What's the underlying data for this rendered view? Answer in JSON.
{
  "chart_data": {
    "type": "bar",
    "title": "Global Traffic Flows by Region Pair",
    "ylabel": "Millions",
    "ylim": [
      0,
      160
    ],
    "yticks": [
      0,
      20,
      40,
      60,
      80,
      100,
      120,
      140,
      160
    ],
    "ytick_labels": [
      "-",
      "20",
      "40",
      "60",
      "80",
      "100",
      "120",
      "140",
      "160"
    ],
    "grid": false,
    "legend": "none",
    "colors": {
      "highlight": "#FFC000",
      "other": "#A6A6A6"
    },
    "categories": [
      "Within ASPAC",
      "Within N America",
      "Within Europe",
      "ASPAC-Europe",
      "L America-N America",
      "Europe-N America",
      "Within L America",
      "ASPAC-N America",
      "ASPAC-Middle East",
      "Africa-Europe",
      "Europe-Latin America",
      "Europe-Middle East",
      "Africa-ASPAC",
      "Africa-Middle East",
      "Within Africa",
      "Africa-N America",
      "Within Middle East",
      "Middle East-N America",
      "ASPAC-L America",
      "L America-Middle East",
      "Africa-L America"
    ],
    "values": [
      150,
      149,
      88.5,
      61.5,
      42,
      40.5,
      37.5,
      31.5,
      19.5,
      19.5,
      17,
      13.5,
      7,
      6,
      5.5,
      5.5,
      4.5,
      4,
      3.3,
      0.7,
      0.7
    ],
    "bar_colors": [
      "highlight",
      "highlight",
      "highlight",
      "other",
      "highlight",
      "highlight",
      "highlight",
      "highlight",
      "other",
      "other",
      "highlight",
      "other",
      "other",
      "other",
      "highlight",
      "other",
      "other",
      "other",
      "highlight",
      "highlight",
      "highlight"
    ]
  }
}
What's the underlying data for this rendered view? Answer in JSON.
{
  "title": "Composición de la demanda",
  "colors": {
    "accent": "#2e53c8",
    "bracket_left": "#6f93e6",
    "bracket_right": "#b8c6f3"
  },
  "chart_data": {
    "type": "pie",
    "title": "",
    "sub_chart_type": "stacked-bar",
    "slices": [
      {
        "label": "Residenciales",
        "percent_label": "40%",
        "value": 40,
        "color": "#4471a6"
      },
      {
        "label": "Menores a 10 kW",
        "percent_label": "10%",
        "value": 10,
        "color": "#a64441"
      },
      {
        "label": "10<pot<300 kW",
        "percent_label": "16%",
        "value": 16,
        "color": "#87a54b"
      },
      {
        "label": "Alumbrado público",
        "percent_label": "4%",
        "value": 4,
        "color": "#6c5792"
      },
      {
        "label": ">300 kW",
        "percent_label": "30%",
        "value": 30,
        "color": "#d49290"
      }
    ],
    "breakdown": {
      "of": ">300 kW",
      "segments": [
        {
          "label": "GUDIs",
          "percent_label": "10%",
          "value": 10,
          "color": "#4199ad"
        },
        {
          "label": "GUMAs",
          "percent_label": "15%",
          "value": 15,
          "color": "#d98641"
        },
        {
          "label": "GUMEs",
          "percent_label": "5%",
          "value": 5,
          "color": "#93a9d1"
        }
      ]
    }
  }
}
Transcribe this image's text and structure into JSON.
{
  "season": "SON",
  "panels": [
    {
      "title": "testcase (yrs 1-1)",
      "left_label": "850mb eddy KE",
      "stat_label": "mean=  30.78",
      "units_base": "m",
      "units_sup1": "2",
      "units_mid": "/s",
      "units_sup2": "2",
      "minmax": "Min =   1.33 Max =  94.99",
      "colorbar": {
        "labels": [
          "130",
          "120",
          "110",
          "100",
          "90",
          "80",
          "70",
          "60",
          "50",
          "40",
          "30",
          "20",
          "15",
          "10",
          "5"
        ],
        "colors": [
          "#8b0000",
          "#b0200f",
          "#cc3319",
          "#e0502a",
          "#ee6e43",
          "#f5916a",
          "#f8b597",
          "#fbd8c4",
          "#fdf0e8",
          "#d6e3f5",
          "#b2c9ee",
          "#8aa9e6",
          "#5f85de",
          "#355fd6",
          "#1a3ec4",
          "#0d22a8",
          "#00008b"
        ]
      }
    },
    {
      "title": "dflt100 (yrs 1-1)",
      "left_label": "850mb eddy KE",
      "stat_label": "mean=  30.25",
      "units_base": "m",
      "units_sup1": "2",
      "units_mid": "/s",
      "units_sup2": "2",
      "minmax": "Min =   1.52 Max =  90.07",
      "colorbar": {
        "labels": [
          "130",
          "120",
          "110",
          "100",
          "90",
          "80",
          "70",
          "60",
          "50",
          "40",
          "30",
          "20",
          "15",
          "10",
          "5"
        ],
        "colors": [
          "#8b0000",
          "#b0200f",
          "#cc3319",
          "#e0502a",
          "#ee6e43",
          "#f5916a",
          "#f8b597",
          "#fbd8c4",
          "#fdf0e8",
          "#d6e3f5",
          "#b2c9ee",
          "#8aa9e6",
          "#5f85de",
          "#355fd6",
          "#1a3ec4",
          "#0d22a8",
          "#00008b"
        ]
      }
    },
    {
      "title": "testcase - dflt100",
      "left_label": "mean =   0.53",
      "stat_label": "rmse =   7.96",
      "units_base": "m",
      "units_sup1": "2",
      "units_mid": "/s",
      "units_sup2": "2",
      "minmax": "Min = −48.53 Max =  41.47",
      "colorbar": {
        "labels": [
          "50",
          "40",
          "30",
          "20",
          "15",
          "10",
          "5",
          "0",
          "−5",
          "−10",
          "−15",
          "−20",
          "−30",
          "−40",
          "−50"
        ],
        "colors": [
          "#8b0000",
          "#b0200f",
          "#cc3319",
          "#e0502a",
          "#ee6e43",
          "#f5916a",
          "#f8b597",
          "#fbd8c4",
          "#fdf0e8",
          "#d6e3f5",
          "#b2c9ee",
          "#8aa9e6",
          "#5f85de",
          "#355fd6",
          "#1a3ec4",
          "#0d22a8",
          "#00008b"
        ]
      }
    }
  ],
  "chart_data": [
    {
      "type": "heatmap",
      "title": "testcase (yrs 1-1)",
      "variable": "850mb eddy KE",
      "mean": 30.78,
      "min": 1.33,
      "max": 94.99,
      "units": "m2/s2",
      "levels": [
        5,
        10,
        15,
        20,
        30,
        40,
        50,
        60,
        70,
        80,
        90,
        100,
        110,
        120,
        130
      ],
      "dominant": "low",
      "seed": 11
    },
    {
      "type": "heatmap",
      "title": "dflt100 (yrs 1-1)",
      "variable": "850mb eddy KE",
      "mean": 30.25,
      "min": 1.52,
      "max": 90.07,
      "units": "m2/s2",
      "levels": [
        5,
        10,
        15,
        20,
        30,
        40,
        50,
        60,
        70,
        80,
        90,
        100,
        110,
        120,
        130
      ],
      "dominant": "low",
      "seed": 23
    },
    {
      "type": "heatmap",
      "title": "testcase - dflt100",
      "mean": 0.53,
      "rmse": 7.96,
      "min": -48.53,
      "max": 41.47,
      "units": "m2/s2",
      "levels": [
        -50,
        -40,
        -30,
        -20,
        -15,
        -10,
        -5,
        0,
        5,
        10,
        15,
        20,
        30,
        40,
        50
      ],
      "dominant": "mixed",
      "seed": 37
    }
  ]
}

**SHORT PROBLEM**
Quote the listing in full, please, keeping every line exact.

**EXERCISE OUTPUT**
What's the underlying data for this rendered view? Answer in JSON.
{
  "chart_data": {
    "type": "bar",
    "title": "Global Traffic Flows by Region Pair",
    "ylabel": "Millions",
    "ylim": [
      0,
      160
    ],
    "yticks": [
      0,
      20,
      40,
      60,
      80,
      100,
      120,
      140,
      160
    ],
    "ytick_labels": [
      "-",
      "20",
      "40",
      "60",
      "80",
      "100",
      "120",
      "140",
      "160"
    ],
    "grid": false,
    "legend": "none",
    "colors": {
      "highlight": "#FFC000",
      "other": "#A6A6A6"
    },
    "categories": [
      "Within ASPAC",
      "Within N America",
      "Within Europe",
      "ASPAC-Europe",
      "L America-N America",
      "Europe-N America",
      "Within L America",
      "ASPAC-N America",
      "ASPAC-Middle East",
      "Africa-Europe",
      "Europe-Latin America",
      "Europe-Middle East",
      "Africa-ASPAC",
      "Africa-Middle East",
      "Within Africa",
      "Africa-N America",
      "Within Middle East",
      "Middle East-N America",
      "ASPAC-L America",
      "L America-Middle East",
      "Africa-L America"
    ],
    "values": [
      150,
      149,
      88.5,
      61.5,
      42,
      40.5,
      37.5,
      31.5,
      19.5,
      19.5,
      17,
      13.5,
      7,
      6,
      5.5,
      5.5,
      4.5,
      4,
      3.3,
      0.7,
      0.7
    ],
    "bar_colors": [
      "highlight",
      "highlight",
      "highlight",
      "other",
      "highlight",
      "highlight",
      "highlight",
      "highlight",
      "other",
      "other",
      "highlight",
      "other",
      "other",
      "other",
      "highlight",
      "other",
      "other",
      "other",
      "highlight",
      "highlight",
      "highlight"
    ]
  }
}
What's the underlying data for this rendered view? Answer in JSON.
{
  "title": "Composición de la demanda",
  "colors": {
    "accent": "#2e53c8",
    "bracket_left": "#6f93e6",
    "bracket_right": "#b8c6f3"
  },
  "chart_data": {
    "type": "pie",
    "title": "",
    "sub_chart_type": "stacked-bar",
    "slices": [
      {
        "label": "Residenciales",
        "percent_label": "40%",
        "value": 40,
        "color": "#4471a6"
      },
      {
        "label": "Menores a 10 kW",
        "percent_label": "10%",
        "value": 10,
        "color": "#a64441"
      },
      {
        "label": "10<pot<300 kW",
        "percent_label": "16%",
        "value": 16,
        "color": "#87a54b"
      },
      {
        "label": "Alumbrado público",
        "percent_label": "4%",
        "value": 4,
        "color": "#6c5792"
      },
      {
        "label": ">300 kW",
        "percent_label": "30%",
        "value": 30,
        "color": "#d49290"
      }
    ],
    "breakdown": {
      "of": ">300 kW",
      "segments": [
        {
          "label": "GUDIs",
          "percent_label": "10%",
          "value": 10,
          "color": "#4199ad"
        },
        {
          "label": "GUMAs",
          "percent_label": "15%",
          "value": 15,
          "color": "#d98641"
        },
        {
          "label": "GUMEs",
          "percent_label": "5%",
          "value": 5,
          "color": "#93a9d1"
        }
      ]
    }
  }
}
Transcribe this image's text and structure into JSON.
{
  "season": "SON",
  "panels": [
    {
      "title": "testcase (yrs 1-1)",
      "left_label": "850mb eddy KE",
      "stat_label": "mean=  30.78",
      "units_base": "m",
      "units_sup1": "2",
      "units_mid": "/s",
      "units_sup2": "2",
      "minmax": "Min =   1.33 Max =  94.99",
      "colorbar": {
        "labels": [
          "130",
          "120",
          "110",
          "100",
          "90",
          "80",
          "70",
          "60",
          "50",
          "40",
          "30",
          "20",
          "15",
          "10",
          "5"
        ],
        "colors": [
          "#8b0000",
          "#b0200f",
          "#cc3319",
          "#e0502a",
          "#ee6e43",
          "#f5916a",
          "#f8b597",
          "#fbd8c4",
          "#fdf0e8",
          "#d6e3f5",
          "#b2c9ee",
          "#8aa9e6",
          "#5f85de",
          "#355fd6",
          "#1a3ec4",
          "#0d22a8",
          "#00008b"
        ]
      }
    },
    {
      "title": "dflt100 (yrs 1-1)",
      "left_label": "850mb eddy KE",
      "stat_label": "mean=  30.25",
      "units_base": "m",
      "units_sup1": "2",
      "units_mid": "/s",
      "units_sup2": "2",
      "minmax": "Min =   1.52 Max =  90.07",
      "colorbar": {
        "labels": [
          "130",
          "120",
          "110",
          "100",
          "90",
          "80",
          "70",
          "60",
          "50",
          "40",
          "30",
          "20",
          "15",
          "10",
          "5"
        ],
        "colors": [
          "#8b0000",
          "#b0200f",
          "#cc3319",
          "#e0502a",
          "#ee6e43",
          "#f5916a",
          "#f8b597",
          "#fbd8c4",
          "#fdf0e8",
          "#d6e3f5",
          "#b2c9ee",
          "#8aa9e6",
          "#5f85de",
          "#355fd6",
          "#1a3ec4",
          "#0d22a8",
          "#00008b"
        ]
      }
    },
    {
      "title": "testcase - dflt100",
      "left_label": "mean =   0.53",
      "stat_label": "rmse =   7.96",
      "units_base": "m",
      "units_sup1": "2",
      "units_mid": "/s",
      "units_sup2": "2",
      "minmax": "Min = −48.53 Max =  41.47",
      "colorbar": {
        "labels": [
          "50",
          "40",
          "30",
          "20",
          "15",
          "10",
          "5",
          "0",
          "−5",
          "−10",
          "−15",
          "−20",
          "−30",
          "−40",
          "−50"
        ],
        "colors": [
          "#8b0000",
          "#b0200f",
          "#cc3319",
          "#e0502a",
          "#ee6e43",
          "#f5916a",
          "#f8b597",
          "#fbd8c4",
          "#fdf0e8",
          "#d6e3f5",
          "#b2c9ee",
          "#8aa9e6",
          "#5f85de",
          "#355fd6",
          "#1a3ec4",
          "#0d22a8",
          "#00008b"
        ]
      }
    }
  ],
  "chart_data": [
    {
      "type": "heatmap",
      "title": "testcase (yrs 1-1)",
      "variable": "850mb eddy KE",
      "mean": 30.78,
      "min": 1.33,
      "max": 94.99,
      "units": "m2/s2",
      "levels": [
        5,
        10,
        15,
        20,
        30,
        40,
        50,
        60,
        70,
        80,
        90,
        100,
        110,
        120,
        130
      ],
      "dominant": "low",
      "seed": 11
    },
    {
      "type": "heatmap",
      "title": "dflt100 (yrs 1-1)",
      "variable": "850mb eddy KE",
      "mean": 30.25,
      "min": 1.52,
      "max": 90.07,
      "units": "m2/s2",
      "levels": [
        5,
        10,
        15,
        20,
        30,
        40,
        50,
        60,
        70,
        80,
        90,
        100,
        110,
        120,
        130
      ],
      "dominant": "low",
      "seed": 23
    },
    {
      "type": "heatmap",
      "title": "testcase - dflt100",
      "mean": 0.53,
      "rmse": 7.96,
      "min": -48.53,
      "max": 41.47,
      "units": "m2/s2",
      "levels": [
        -50,
        -40,
        -30,
        -20,
        -15,
        -10,
        -5,
        0,
        5,
        10,
        15,
        20,
        30,
        40,
        50
      ],
      "dominant": "mixed",
      "seed": 37
    }
  ]
}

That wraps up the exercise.